[Begin]

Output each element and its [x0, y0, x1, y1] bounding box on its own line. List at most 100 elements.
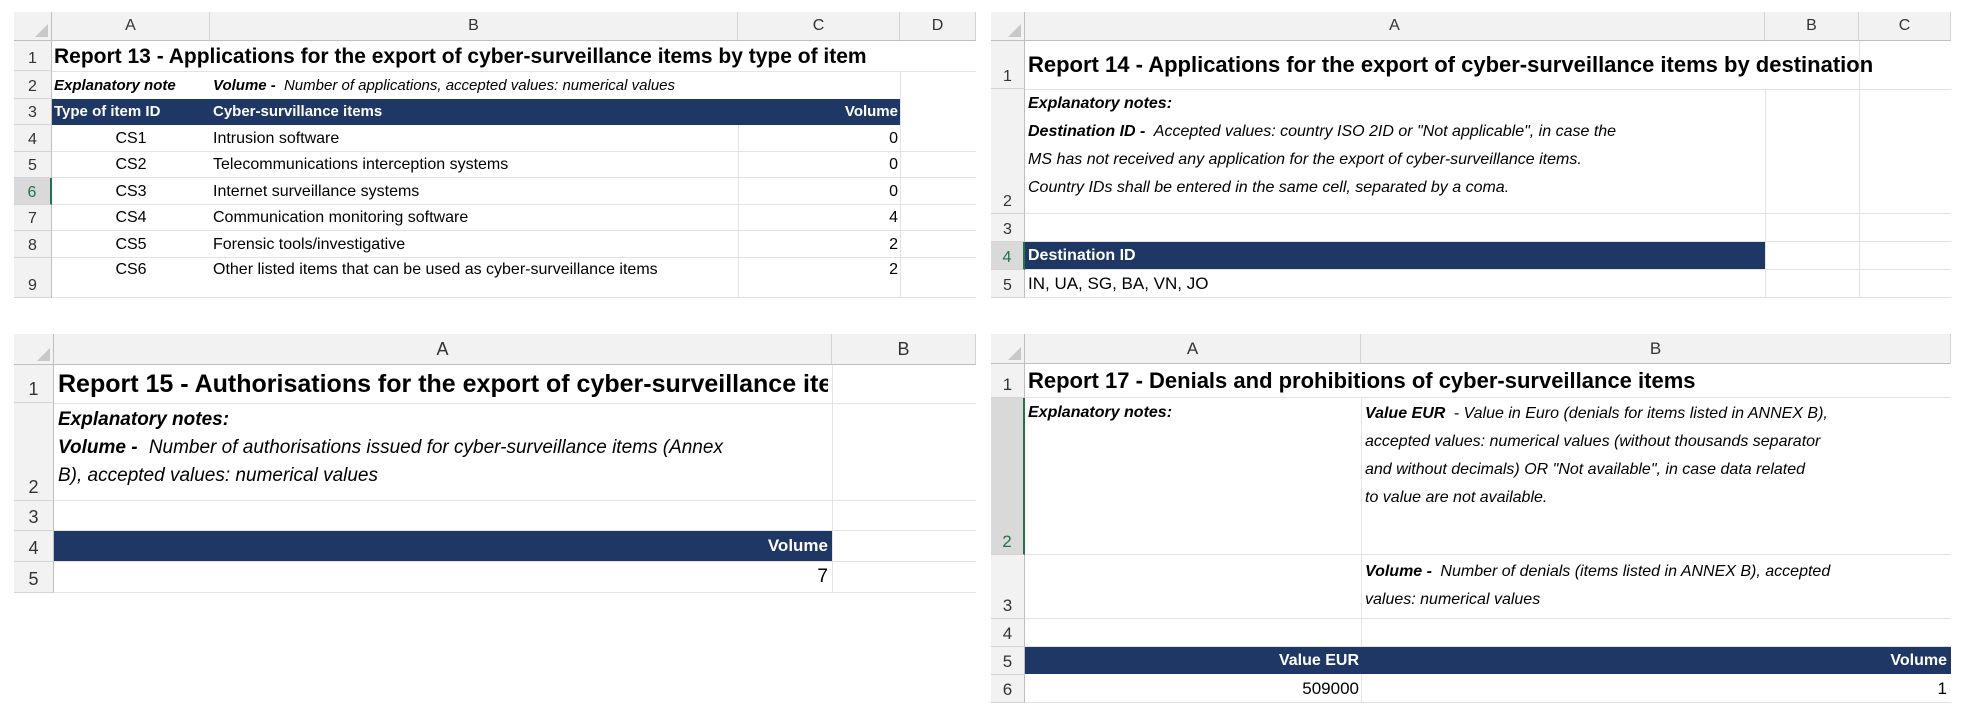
item-volume: 0	[889, 183, 898, 200]
gridline	[1025, 89, 1951, 90]
row-header-3[interactable]: 3	[14, 501, 54, 531]
row-header-1[interactable]: 1	[14, 41, 52, 71]
value-note-line2: accepted values: numerical values (witho…	[1365, 433, 1821, 450]
col-header-b[interactable]: B	[1765, 12, 1859, 41]
gridline	[900, 71, 901, 297]
select-all-corner[interactable]	[14, 12, 52, 41]
item-name: Communication monitoring software	[213, 209, 469, 226]
gridline	[54, 592, 976, 593]
report14-note-line2: MS has not received any application for …	[1028, 151, 1582, 168]
row-header-4[interactable]: 4	[991, 242, 1025, 270]
report14-note-label: Explanatory notes:	[1028, 95, 1173, 112]
row-header-2[interactable]: 2	[14, 71, 52, 99]
row-num: 7	[28, 210, 37, 227]
row-num: 1	[28, 379, 39, 399]
row-num: 6	[1002, 680, 1013, 699]
header-value-eur: Value EUR	[1278, 652, 1359, 669]
row-header-5[interactable]: 5	[991, 647, 1025, 675]
row-header-7[interactable]: 7	[14, 205, 52, 231]
row-num: 3	[28, 507, 39, 527]
select-all-corner[interactable]	[14, 334, 54, 365]
row-header-4[interactable]: 4	[14, 125, 52, 152]
item-id: CS3	[115, 183, 147, 200]
col-header-c[interactable]: C	[738, 12, 900, 41]
row-header-2[interactable]: 2	[991, 398, 1025, 555]
col-header-a[interactable]: A	[1025, 12, 1765, 41]
header-type-id: Type of item ID	[54, 103, 161, 120]
note-bold: Volume -	[1365, 563, 1432, 580]
row-num: 5	[28, 569, 39, 589]
note-text: Number of applications, accepted values:…	[283, 77, 676, 94]
col-header-a[interactable]: A	[54, 334, 832, 365]
row-num: 1	[1002, 375, 1013, 394]
gridline	[832, 365, 833, 592]
report15-note-label: Explanatory notes:	[58, 409, 230, 430]
value-note-line1: Value EUR - Value in Euro (denials for i…	[1365, 400, 1949, 428]
item-name: Telecommunications interception systems	[213, 156, 509, 173]
row-header-4[interactable]: 4	[991, 619, 1025, 647]
row-header-6[interactable]: 6	[14, 178, 52, 205]
col-header-d[interactable]: D	[900, 12, 976, 41]
report15-note-line2: B), accepted values: numerical values	[58, 465, 378, 486]
gridline	[1025, 554, 1951, 555]
col-header-a[interactable]: A	[1025, 334, 1361, 364]
header-volume: Volume	[1890, 652, 1947, 669]
volume-value: 1	[1937, 679, 1947, 698]
row-header-5[interactable]: 5	[991, 270, 1025, 298]
row-header-2[interactable]: 2	[991, 89, 1025, 214]
gridline	[52, 297, 976, 298]
row-header-1[interactable]: 1	[991, 41, 1025, 89]
item-volume: 0	[889, 130, 898, 147]
item-name: Other listed items that can be used as c…	[213, 261, 658, 278]
row-header-9[interactable]: 9	[14, 258, 52, 298]
item-name: Forensic tools/investigative	[213, 236, 406, 253]
row-header-1[interactable]: 1	[14, 365, 54, 403]
col-header-b[interactable]: B	[832, 334, 976, 365]
select-all-corner[interactable]	[991, 334, 1025, 364]
col-header-b[interactable]: B	[210, 12, 738, 41]
volume-note-line1: Volume - Number of denials (items listed…	[1365, 558, 1949, 586]
report15-note-line1: Volume - Number of authorisations issued…	[58, 434, 830, 462]
item-volume: 0	[889, 156, 898, 173]
row-num: 4	[1002, 249, 1012, 266]
row-num: 2	[1003, 193, 1012, 210]
col-header-c[interactable]: C	[1859, 12, 1951, 41]
row-header-8[interactable]: 8	[14, 231, 52, 258]
row-header-1[interactable]: 1	[991, 364, 1025, 398]
gridline	[1025, 397, 1951, 398]
gridline	[54, 500, 976, 501]
row-header-3[interactable]: 3	[991, 555, 1025, 619]
report17-title: Report 17 - Denials and prohibitions of …	[1028, 368, 1696, 393]
volume-note-line2: values: numerical values	[1365, 591, 1541, 608]
row-header-4[interactable]: 4	[14, 531, 54, 562]
row-header-3[interactable]: 3	[991, 214, 1025, 242]
value-note-line3: and without decimals) OR "Not available"…	[1365, 461, 1806, 478]
select-all-corner[interactable]	[991, 12, 1025, 41]
header-destination-id: Destination ID	[1028, 247, 1136, 264]
row-num: 4	[1002, 624, 1013, 643]
item-id: CS6	[115, 261, 147, 278]
row-num: 1	[1003, 68, 1012, 85]
header-items: Cyber-survillance items	[213, 103, 383, 120]
row-header-6[interactable]: 6	[991, 675, 1025, 703]
report17-sheet: A B 1 2 3 4 5 6 Report 17 - Denials and …	[991, 334, 1951, 704]
report15-sheet: A B 1 2 3 4 5 Report 15 - Authorisations…	[14, 334, 976, 604]
value-eur-value: 509000	[1302, 679, 1359, 698]
gridline	[1025, 213, 1951, 214]
item-volume: 4	[889, 209, 898, 226]
item-name: Internet surveillance systems	[213, 183, 420, 200]
row-header-2[interactable]: 2	[14, 403, 54, 501]
col-header-a[interactable]: A	[52, 12, 210, 41]
item-id: CS4	[115, 209, 147, 226]
volume-value: 7	[817, 566, 828, 587]
gridline	[54, 403, 976, 404]
row-header-5[interactable]: 5	[14, 562, 54, 593]
col-header-b[interactable]: B	[1361, 334, 1951, 364]
item-id: CS5	[115, 236, 147, 253]
header-volume: Volume	[844, 103, 898, 120]
row-header-5[interactable]: 5	[14, 152, 52, 178]
row-num: 4	[28, 131, 37, 148]
note-text: Number of denials (items listed in ANNEX…	[1440, 563, 1831, 580]
row-header-3[interactable]: 3	[14, 99, 52, 125]
row-num: 8	[28, 237, 37, 254]
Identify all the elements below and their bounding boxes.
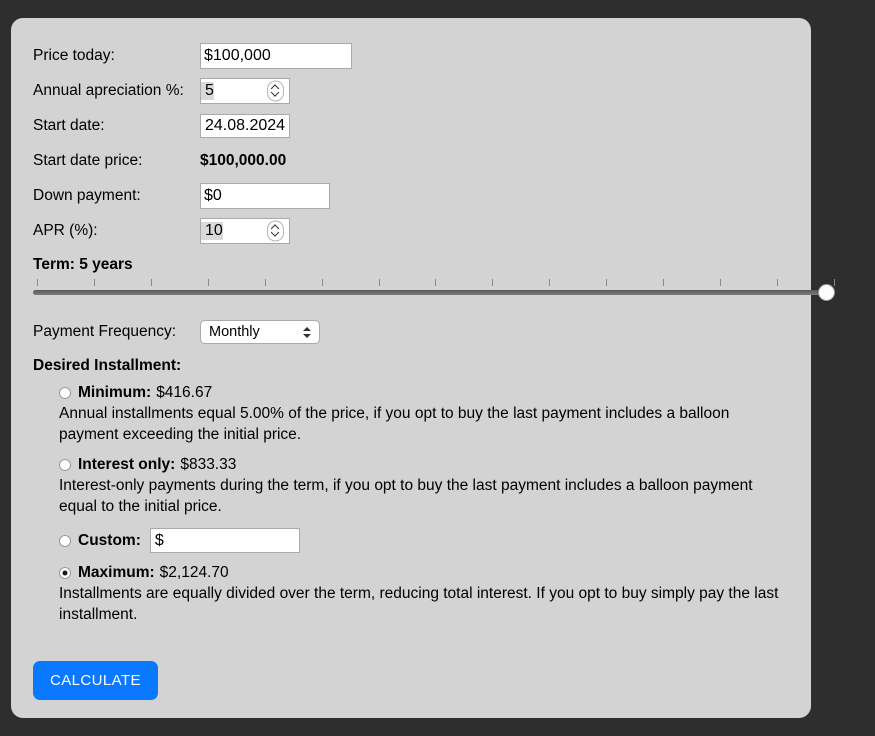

[End]

**What is being asked:** Reproduce all of the data above with "Explanatory notes" swapped for "Explanatory remarks" and everything else left unchanged. Leave out the pictures.

**Solution for this problem:**
Output each element and its [x0, y0, x1, y1] bounding box on its own line. List at most 100 elements.
item-volume: 0	[889, 183, 898, 200]
gridline	[1025, 89, 1951, 90]
row-header-3[interactable]: 3	[14, 501, 54, 531]
row-header-1[interactable]: 1	[14, 41, 52, 71]
value-note-line2: accepted values: numerical values (witho…	[1365, 433, 1821, 450]
col-header-b[interactable]: B	[1765, 12, 1859, 41]
gridline	[900, 71, 901, 297]
select-all-corner[interactable]	[14, 12, 52, 41]
item-name: Communication monitoring software	[213, 209, 469, 226]
gridline	[54, 592, 976, 593]
report14-note-line2: MS has not received any application for …	[1028, 151, 1582, 168]
row-header-4[interactable]: 4	[991, 242, 1025, 270]
report14-note-label: Explanatory remarks:	[1028, 95, 1173, 112]
row-header-2[interactable]: 2	[14, 71, 52, 99]
row-num: 7	[28, 210, 37, 227]
row-num: 1	[28, 379, 39, 399]
row-num: 6	[1002, 680, 1013, 699]
header-value-eur: Value EUR	[1278, 652, 1359, 669]
row-header-5[interactable]: 5	[991, 647, 1025, 675]
row-header-7[interactable]: 7	[14, 205, 52, 231]
row-num: 3	[28, 507, 39, 527]
select-all-corner[interactable]	[14, 334, 54, 365]
row-header-4[interactable]: 4	[14, 125, 52, 152]
item-id: CS3	[115, 183, 147, 200]
col-header-c[interactable]: C	[738, 12, 900, 41]
row-header-2[interactable]: 2	[991, 398, 1025, 555]
col-header-a[interactable]: A	[1025, 12, 1765, 41]
header-type-id: Type of item ID	[54, 103, 161, 120]
note-bold: Volume -	[1365, 563, 1432, 580]
row-num: 5	[28, 569, 39, 589]
note-text: Number of applications, accepted values:…	[283, 77, 676, 94]
col-header-a[interactable]: A	[54, 334, 832, 365]
row-num: 1	[1002, 375, 1013, 394]
gridline	[832, 365, 833, 592]
report15-note-label: Explanatory remarks:	[58, 409, 230, 430]
value-note-line1: Value EUR - Value in Euro (denials for i…	[1365, 400, 1949, 428]
item-name: Telecommunications interception systems	[213, 156, 509, 173]
row-header-4[interactable]: 4	[991, 619, 1025, 647]
row-header-6[interactable]: 6	[14, 178, 52, 205]
col-header-d[interactable]: D	[900, 12, 976, 41]
report15-note-line2: B), accepted values: numerical values	[58, 465, 378, 486]
gridline	[1025, 554, 1951, 555]
col-header-a[interactable]: A	[1025, 334, 1361, 364]
header-volume: Volume	[1890, 652, 1947, 669]
volume-value: 1	[1937, 679, 1947, 698]
row-header-5[interactable]: 5	[991, 270, 1025, 298]
row-header-2[interactable]: 2	[991, 89, 1025, 214]
gridline	[52, 297, 976, 298]
row-header-1[interactable]: 1	[991, 41, 1025, 89]
item-volume: 0	[889, 130, 898, 147]
item-name: Other listed items that can be used as c…	[213, 261, 658, 278]
row-header-9[interactable]: 9	[14, 258, 52, 298]
item-name: Forensic tools/investigative	[213, 236, 406, 253]
row-header-1[interactable]: 1	[14, 365, 54, 403]
col-header-b[interactable]: B	[832, 334, 976, 365]
select-all-corner[interactable]	[991, 334, 1025, 364]
col-header-b[interactable]: B	[210, 12, 738, 41]
volume-note-line1: Volume - Number of denials (items listed…	[1365, 558, 1949, 586]
report15-note-line1: Volume - Number of authorisations issued…	[58, 434, 830, 462]
item-volume: 0	[889, 156, 898, 173]
row-num: 4	[1002, 249, 1012, 266]
row-num: 2	[1003, 193, 1012, 210]
col-header-c[interactable]: C	[1859, 12, 1951, 41]
row-header-8[interactable]: 8	[14, 231, 52, 258]
row-header-1[interactable]: 1	[991, 364, 1025, 398]
gridline	[1025, 397, 1951, 398]
gridline	[54, 500, 976, 501]
row-header-3[interactable]: 3	[991, 555, 1025, 619]
report17-title: Report 17 - Denials and prohibitions of …	[1028, 368, 1696, 393]
volume-note-line2: values: numerical values	[1365, 591, 1541, 608]
row-header-4[interactable]: 4	[14, 531, 54, 562]
row-header-3[interactable]: 3	[991, 214, 1025, 242]
value-note-line3: and without decimals) OR "Not available"…	[1365, 461, 1806, 478]
select-all-corner[interactable]	[991, 12, 1025, 41]
header-destination-id: Destination ID	[1028, 247, 1136, 264]
row-num: 4	[1002, 624, 1013, 643]
item-id: CS6	[115, 261, 147, 278]
row-num: 1	[1003, 68, 1012, 85]
header-items: Cyber-survillance items	[213, 103, 383, 120]
row-header-6[interactable]: 6	[991, 675, 1025, 703]
report17-sheet: A B 1 2 3 4 5 6 Report 17 - Denials and …	[991, 334, 1951, 704]
report15-sheet: A B 1 2 3 4 5 Report 15 - Authorisations…	[14, 334, 976, 604]
value-eur-value: 509000	[1302, 679, 1359, 698]
gridline	[1025, 213, 1951, 214]
item-volume: 4	[889, 209, 898, 226]
item-name: Internet surveillance systems	[213, 183, 420, 200]
row-header-2[interactable]: 2	[14, 403, 54, 501]
col-header-a[interactable]: A	[52, 12, 210, 41]
item-id: CS4	[115, 209, 147, 226]
volume-value: 7	[817, 566, 828, 587]
gridline	[54, 403, 976, 404]
row-header-5[interactable]: 5	[14, 562, 54, 593]
col-header-b[interactable]: B	[1361, 334, 1951, 364]
item-id: CS5	[115, 236, 147, 253]
header-volume: Volume	[844, 103, 898, 120]
row-header-5[interactable]: 5	[14, 152, 52, 178]
row-num: 4	[28, 131, 37, 148]
note-text: Number of denials (items listed in ANNEX…	[1440, 563, 1831, 580]
row-header-3[interactable]: 3	[14, 99, 52, 125]
row-num: 8	[28, 237, 37, 254]
Identify all the elements below and their bounding boxes.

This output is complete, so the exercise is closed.